**Aim:**
Write out all of the lines below, exactly and completely.

**Task data:**
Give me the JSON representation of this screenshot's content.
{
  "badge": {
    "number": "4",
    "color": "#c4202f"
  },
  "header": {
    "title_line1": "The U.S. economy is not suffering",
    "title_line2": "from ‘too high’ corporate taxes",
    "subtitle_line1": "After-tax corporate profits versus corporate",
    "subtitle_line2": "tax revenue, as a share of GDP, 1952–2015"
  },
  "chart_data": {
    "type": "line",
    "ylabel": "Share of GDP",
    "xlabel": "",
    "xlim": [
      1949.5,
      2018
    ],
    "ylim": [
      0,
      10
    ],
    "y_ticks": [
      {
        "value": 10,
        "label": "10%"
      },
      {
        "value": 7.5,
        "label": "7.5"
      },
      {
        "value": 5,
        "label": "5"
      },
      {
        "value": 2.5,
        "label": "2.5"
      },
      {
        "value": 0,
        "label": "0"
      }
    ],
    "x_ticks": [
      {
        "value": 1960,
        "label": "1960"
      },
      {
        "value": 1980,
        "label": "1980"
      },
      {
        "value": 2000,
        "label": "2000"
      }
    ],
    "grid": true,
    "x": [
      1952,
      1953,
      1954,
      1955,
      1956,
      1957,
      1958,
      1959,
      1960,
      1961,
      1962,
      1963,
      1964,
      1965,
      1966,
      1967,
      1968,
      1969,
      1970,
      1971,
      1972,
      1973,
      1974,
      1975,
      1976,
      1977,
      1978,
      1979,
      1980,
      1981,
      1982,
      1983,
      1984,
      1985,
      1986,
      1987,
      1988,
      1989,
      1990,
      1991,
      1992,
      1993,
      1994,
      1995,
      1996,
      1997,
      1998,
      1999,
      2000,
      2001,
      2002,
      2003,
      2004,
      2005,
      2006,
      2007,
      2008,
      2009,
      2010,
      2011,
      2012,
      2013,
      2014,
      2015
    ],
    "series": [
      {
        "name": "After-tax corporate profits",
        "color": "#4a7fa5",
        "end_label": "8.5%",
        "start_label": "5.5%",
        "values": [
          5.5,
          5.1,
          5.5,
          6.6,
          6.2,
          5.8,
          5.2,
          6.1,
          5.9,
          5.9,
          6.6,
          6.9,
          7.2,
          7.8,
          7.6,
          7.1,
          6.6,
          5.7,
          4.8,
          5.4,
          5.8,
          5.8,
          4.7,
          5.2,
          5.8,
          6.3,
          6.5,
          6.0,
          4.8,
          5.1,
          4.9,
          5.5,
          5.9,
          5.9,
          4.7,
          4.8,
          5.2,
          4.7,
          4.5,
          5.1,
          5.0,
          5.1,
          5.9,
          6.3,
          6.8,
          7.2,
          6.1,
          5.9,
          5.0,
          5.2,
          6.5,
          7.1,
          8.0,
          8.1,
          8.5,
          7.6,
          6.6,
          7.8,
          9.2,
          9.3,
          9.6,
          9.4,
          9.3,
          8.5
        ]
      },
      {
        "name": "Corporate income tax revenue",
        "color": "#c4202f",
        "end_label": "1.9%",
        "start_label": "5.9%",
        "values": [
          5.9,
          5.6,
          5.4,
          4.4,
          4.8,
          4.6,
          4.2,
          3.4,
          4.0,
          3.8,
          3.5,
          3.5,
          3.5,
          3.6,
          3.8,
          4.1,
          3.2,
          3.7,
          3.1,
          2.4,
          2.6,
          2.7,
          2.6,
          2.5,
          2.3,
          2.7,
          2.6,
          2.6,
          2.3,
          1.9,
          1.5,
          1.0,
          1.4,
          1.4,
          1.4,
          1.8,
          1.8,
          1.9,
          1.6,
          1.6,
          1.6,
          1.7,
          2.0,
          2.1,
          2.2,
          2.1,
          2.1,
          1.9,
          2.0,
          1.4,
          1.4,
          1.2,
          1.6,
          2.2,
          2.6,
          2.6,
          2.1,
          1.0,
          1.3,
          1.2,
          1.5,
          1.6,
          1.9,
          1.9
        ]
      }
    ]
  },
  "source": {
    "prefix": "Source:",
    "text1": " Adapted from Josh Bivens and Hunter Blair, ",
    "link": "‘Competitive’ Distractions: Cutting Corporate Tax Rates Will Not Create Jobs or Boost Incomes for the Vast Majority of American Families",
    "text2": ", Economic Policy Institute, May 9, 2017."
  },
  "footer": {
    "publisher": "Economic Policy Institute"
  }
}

**Result of this task:**
Give me the JSON representation of this screenshot's content.
{
  "badge": {
    "number": "4",
    "color": "#c4202f"
  },
  "header": {
    "title_line1": "The U.S. economy is not suffering",
    "title_line2": "from ‘too high’ corporate taxes",
    "subtitle_line1": "After-tax corporate profits versus corporate",
    "subtitle_line2": "tax revenue, as a share of GDP, 1952–2015"
  },
  "chart_data": {
    "type": "line",
    "ylabel": "Share of GDP",
    "xlabel": "",
    "xlim": [
      1949.5,
      2018
    ],
    "ylim": [
      0,
      10
    ],
    "y_ticks": [
      {
        "value": 10,
        "label": "10%"
      },
      {
        "value": 7.5,
        "label": "7.5"
      },
      {
        "value": 5,
        "label": "5"
      },
      {
        "value": 2.5,
        "label": "2.5"
      },
      {
        "value": 0,
        "label": "0"
      }
    ],
    "x_ticks": [
      {
        "value": 1960,
        "label": "1960"
      },
      {
        "value": 1980,
        "label": "1980"
      },
      {
        "value": 2000,
        "label": "2000"
      }
    ],
    "grid": true,
    "x": [
      1952,
      1953,
      1954,
      1955,
      1956,
      1957,
      1958,
      1959,
      1960,
      1961,
      1962,
      1963,
      1964,
      1965,
      1966,
      1967,
      1968,
      1969,
      1970,
      1971,
      1972,
      1973,
      1974,
      1975,
      1976,
      1977,
      1978,
      1979,
      1980,
      1981,
      1982,
      1983,
      1984,
      1985,
      1986,
      1987,
      1988,
      1989,
      1990,
      1991,
      1992,
      1993,
      1994,
      1995,
      1996,
      1997,
      1998,
      1999,
      2000,
      2001,
      2002,
      2003,
      2004,
      2005,
      2006,
      2007,
      2008,
      2009,
      2010,
      2011,
      2012,
      2013,
      2014,
      2015
    ],
    "series": [
      {
        "name": "After-tax corporate profits",
        "color": "#4a7fa5",
        "end_label": "8.5%",
        "start_label": "5.5%",
        "values": [
          5.5,
          5.1,
          5.5,
          6.6,
          6.2,
          5.8,
          5.2,
          6.1,
          5.9,
          5.9,
          6.6,
          6.9,
          7.2,
          7.8,
          7.6,
          7.1,
          6.6,
          5.7,
          4.8,
          5.4,
          5.8,
          5.8,
          4.7,
          5.2,
          5.8,
          6.3,
          6.5,
          6.0,
          4.8,
          5.1,
          4.9,
          5.5,
          5.9,
          5.9,
          4.7,
          4.8,
          5.2,
          4.7,
          4.5,
          5.1,
          5.0,
          5.1,
          5.9,
          6.3,
          6.8,
          7.2,
          6.1,
          5.9,
          5.0,
          5.2,
          6.5,
          7.1,
          8.0,
          8.1,
          8.5,
          7.6,
          6.6,
          7.8,
          9.2,
          9.3,
          9.6,
          9.4,
          9.3,
          8.5
        ]
      },
      {
        "name": "Corporate income tax revenue",
        "color": "#c4202f",
        "end_label": "1.9%",
        "start_label": "5.9%",
        "values": [
          5.9,
          5.6,
          5.4,
          4.4,
          4.8,
          4.6,
          4.2,
          3.4,
          4.0,
          3.8,
          3.5,
          3.5,
          3.5,
          3.6,
          3.8,
          4.1,
          3.2,
          3.7,
          3.1,
          2.4,
          2.6,
          2.7,
          2.6,
          2.5,
          2.3,
          2.7,
          2.6,
          2.6,
          2.3,
          1.9,
          1.5,
          1.0,
          1.4,
          1.4,
          1.4,
          1.8,
          1.8,
          1.9,
          1.6,
          1.6,
          1.6,
          1.7,
          2.0,
          2.1,
          2.2,
          2.1,
          2.1,
          1.9,
          2.0,
          1.4,
          1.4,
          1.2,
          1.6,
          2.2,
          2.6,
          2.6,
          2.1,
          1.0,
          1.3,
          1.2,
          1.5,
          1.6,
          1.9,
          1.9
        ]
      }
    ]
  },
  "source": {
    "prefix": "Source:",
    "text1": " Adapted from Josh Bivens and Hunter Blair, ",
    "link": "‘Competitive’ Distractions: Cutting Corporate Tax Rates Will Not Create Jobs or Boost Incomes for the Vast Majority of American Families",
    "text2": ", Economic Policy Institute, May 9, 2017."
  },
  "footer": {
    "publisher": "Economic Policy Institute"
  }
}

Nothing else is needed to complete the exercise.